● Directive: Write out every single entry exactly.

+++ Dataset content +++

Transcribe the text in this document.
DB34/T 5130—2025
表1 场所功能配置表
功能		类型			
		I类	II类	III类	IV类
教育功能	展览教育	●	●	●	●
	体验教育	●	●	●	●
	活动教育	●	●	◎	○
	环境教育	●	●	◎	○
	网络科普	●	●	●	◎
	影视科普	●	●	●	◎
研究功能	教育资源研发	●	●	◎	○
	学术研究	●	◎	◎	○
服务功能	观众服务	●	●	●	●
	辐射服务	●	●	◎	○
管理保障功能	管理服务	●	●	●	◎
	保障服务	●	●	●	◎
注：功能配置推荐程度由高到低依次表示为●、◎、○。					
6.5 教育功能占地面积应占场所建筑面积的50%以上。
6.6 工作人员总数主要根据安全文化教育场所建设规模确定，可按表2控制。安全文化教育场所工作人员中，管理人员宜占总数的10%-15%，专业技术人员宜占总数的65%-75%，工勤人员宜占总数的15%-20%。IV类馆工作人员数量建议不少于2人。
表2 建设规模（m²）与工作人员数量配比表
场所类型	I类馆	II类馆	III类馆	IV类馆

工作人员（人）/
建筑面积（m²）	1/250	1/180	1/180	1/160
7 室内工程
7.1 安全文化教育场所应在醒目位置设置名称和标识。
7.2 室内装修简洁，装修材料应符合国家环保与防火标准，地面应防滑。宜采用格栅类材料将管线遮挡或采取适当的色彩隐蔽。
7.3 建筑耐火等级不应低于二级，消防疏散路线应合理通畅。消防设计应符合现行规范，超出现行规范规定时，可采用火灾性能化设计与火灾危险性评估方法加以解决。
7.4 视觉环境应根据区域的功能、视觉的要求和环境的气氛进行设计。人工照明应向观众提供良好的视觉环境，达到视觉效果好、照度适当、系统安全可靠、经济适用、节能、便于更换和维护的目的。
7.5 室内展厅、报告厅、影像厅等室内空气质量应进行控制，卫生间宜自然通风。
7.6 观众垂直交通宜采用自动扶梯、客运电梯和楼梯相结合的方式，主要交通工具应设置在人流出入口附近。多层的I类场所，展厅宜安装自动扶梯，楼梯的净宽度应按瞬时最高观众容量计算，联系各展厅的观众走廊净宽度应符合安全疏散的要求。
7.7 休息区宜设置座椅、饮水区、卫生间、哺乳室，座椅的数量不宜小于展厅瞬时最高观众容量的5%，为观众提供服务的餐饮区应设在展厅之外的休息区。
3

+++

● The reply:
Transcribe the text in this document.
DB34/T 5130—2025
表1 场所功能配置表
功能		类型			
		I类	II类	III类	IV类
教育功能	展览教育	●	●	●	●
	体验教育	●	●	●	●
	活动教育	●	●	◎	○
	环境教育	●	●	◎	○
	网络科普	●	●	●	◎
	影视科普	●	●	●	◎
研究功能	教育资源研发	●	●	◎	○
	学术研究	●	◎	◎	○
服务功能	观众服务	●	●	●	●
	辐射服务	●	●	◎	○
管理保障功能	管理服务	●	●	●	◎
	保障服务	●	●	●	◎
注：功能配置推荐程度由高到低依次表示为●、◎、○。					
6.5 教育功能占地面积应占场所建筑面积的50%以上。
6.6 工作人员总数主要根据安全文化教育场所建设规模确定，可按表2控制。安全文化教育场所工作人员中，管理人员宜占总数的10%-15%，专业技术人员宜占总数的65%-75%，工勤人员宜占总数的15%-20%。IV类馆工作人员数量建议不少于2人。
表2 建设规模（m²）与工作人员数量配比表
场所类型	I类馆	II类馆	III类馆	IV类馆

工作人员（人）/
建筑面积（m²）	1/250	1/180	1/180	1/160
7 室内工程
7.1 安全文化教育场所应在醒目位置设置名称和标识。
7.2 室内装修简洁，装修材料应符合国家环保与防火标准，地面应防滑。宜采用格栅类材料将管线遮挡或采取适当的色彩隐蔽。
7.3 建筑耐火等级不应低于二级，消防疏散路线应合理通畅。消防设计应符合现行规范，超出现行规范规定时，可采用火灾性能化设计与火灾危险性评估方法加以解决。
7.4 视觉环境应根据区域的功能、视觉的要求和环境的气氛进行设计。人工照明应向观众提供良好的视觉环境，达到视觉效果好、照度适当、系统安全可靠、经济适用、节能、便于更换和维护的目的。
7.5 室内展厅、报告厅、影像厅等室内空气质量应进行控制，卫生间宜自然通风。
7.6 观众垂直交通宜采用自动扶梯、客运电梯和楼梯相结合的方式，主要交通工具应设置在人流出入口附近。多层的I类场所，展厅宜安装自动扶梯，楼梯的净宽度应按瞬时最高观众容量计算，联系各展厅的观众走廊净宽度应符合安全疏散的要求。
7.7 休息区宜设置座椅、饮水区、卫生间、哺乳室，座椅的数量不宜小于展厅瞬时最高观众容量的5%，为观众提供服务的餐饮区应设在展厅之外的休息区。
3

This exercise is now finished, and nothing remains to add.